[Stated exercise]: Leave out the pictures and retype exactly the lines from the line with "Output a JSON" through the end of the listing below.

[Records to use]:
[START]

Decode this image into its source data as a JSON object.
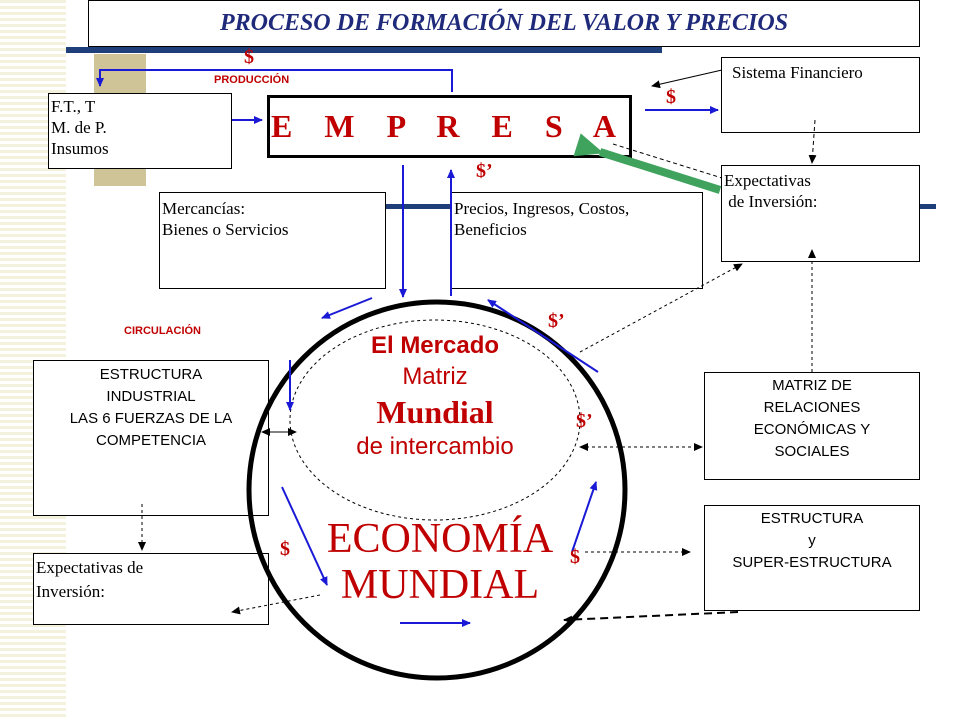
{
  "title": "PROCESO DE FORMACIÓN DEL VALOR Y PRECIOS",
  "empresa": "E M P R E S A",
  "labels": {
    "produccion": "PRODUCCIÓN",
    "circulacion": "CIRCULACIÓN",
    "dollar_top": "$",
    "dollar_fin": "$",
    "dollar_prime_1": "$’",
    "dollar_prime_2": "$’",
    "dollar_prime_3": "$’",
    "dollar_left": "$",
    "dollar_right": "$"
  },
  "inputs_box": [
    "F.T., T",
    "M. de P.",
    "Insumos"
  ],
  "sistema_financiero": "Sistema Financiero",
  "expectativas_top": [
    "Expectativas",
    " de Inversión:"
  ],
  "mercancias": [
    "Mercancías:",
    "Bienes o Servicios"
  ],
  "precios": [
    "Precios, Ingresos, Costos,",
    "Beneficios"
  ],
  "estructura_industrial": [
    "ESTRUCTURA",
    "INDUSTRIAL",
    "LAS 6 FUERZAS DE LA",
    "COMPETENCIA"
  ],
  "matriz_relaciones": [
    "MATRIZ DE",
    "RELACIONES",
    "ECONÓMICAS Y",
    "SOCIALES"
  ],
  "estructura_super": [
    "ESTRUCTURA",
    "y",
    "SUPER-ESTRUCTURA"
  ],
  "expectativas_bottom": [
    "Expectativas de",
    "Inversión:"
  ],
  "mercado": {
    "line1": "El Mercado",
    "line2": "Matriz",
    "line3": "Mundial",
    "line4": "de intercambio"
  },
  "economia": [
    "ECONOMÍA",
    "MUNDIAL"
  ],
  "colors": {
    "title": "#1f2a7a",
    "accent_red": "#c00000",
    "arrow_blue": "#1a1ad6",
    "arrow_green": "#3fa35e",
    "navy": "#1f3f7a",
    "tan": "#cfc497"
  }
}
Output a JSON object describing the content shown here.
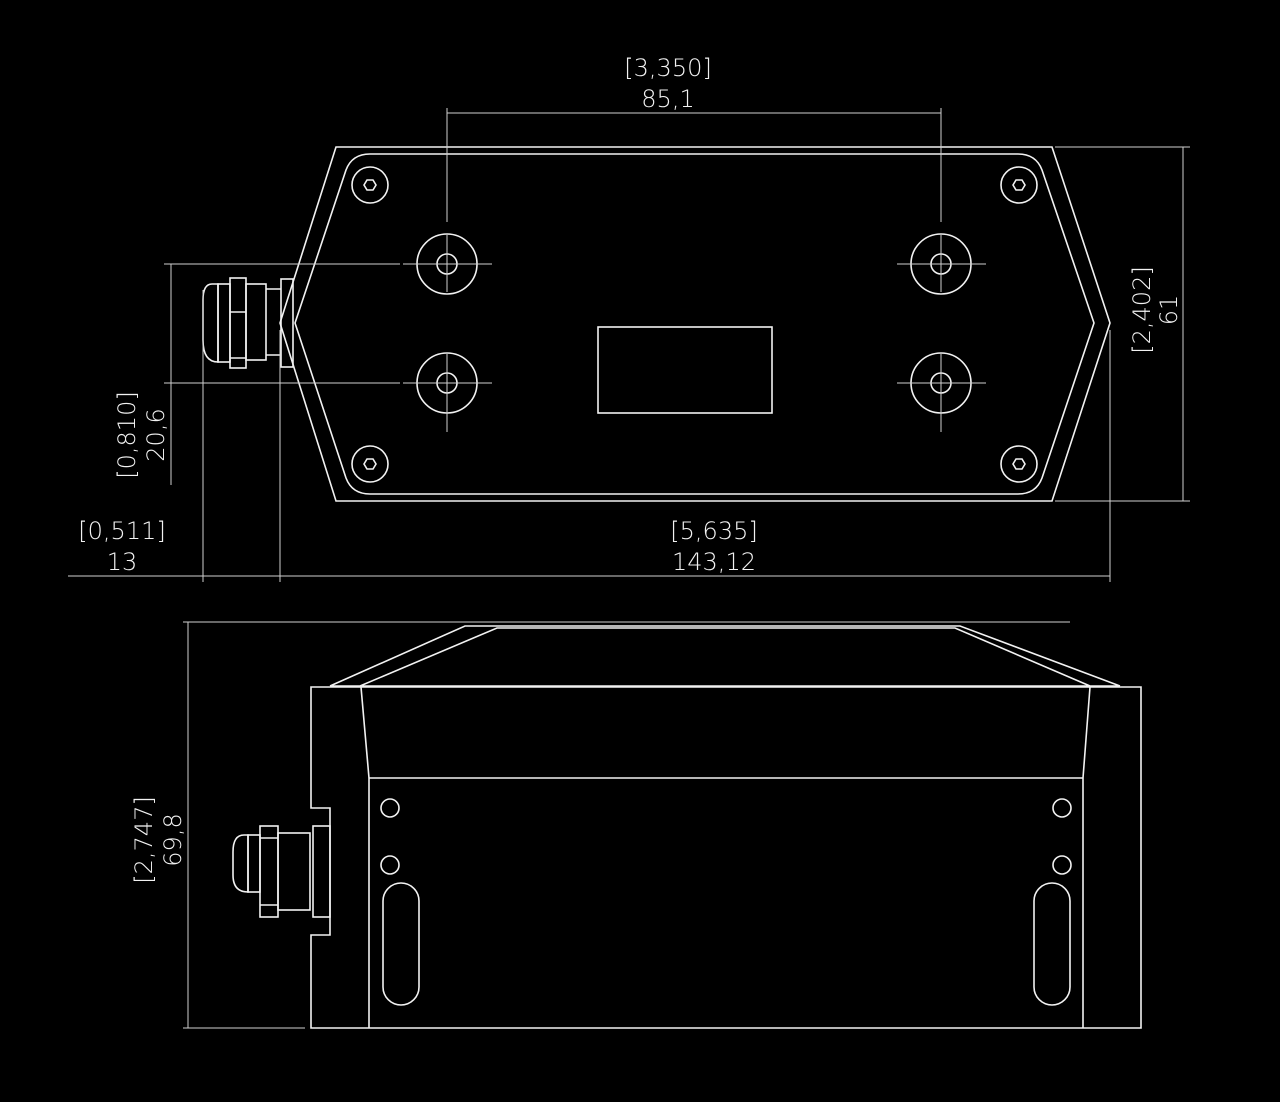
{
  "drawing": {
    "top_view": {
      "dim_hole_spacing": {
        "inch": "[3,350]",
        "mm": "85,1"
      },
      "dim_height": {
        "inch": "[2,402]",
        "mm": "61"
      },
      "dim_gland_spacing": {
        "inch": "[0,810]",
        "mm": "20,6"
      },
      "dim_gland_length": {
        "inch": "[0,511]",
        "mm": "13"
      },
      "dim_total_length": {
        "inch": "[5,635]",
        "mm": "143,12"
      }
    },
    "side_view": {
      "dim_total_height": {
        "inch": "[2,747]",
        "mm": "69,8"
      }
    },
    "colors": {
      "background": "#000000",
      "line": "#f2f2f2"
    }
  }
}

[END]

[Result]:
Output a JSON object describing the content shown here.
{
  "drawing": {
    "top_view": {
      "dim_hole_spacing": {
        "inch": "[3,350]",
        "mm": "85,1"
      },
      "dim_height": {
        "inch": "[2,402]",
        "mm": "61"
      },
      "dim_gland_spacing": {
        "inch": "[0,810]",
        "mm": "20,6"
      },
      "dim_gland_length": {
        "inch": "[0,511]",
        "mm": "13"
      },
      "dim_total_length": {
        "inch": "[5,635]",
        "mm": "143,12"
      }
    },
    "side_view": {
      "dim_total_height": {
        "inch": "[2,747]",
        "mm": "69,8"
      }
    },
    "colors": {
      "background": "#000000",
      "line": "#f2f2f2"
    }
  }
}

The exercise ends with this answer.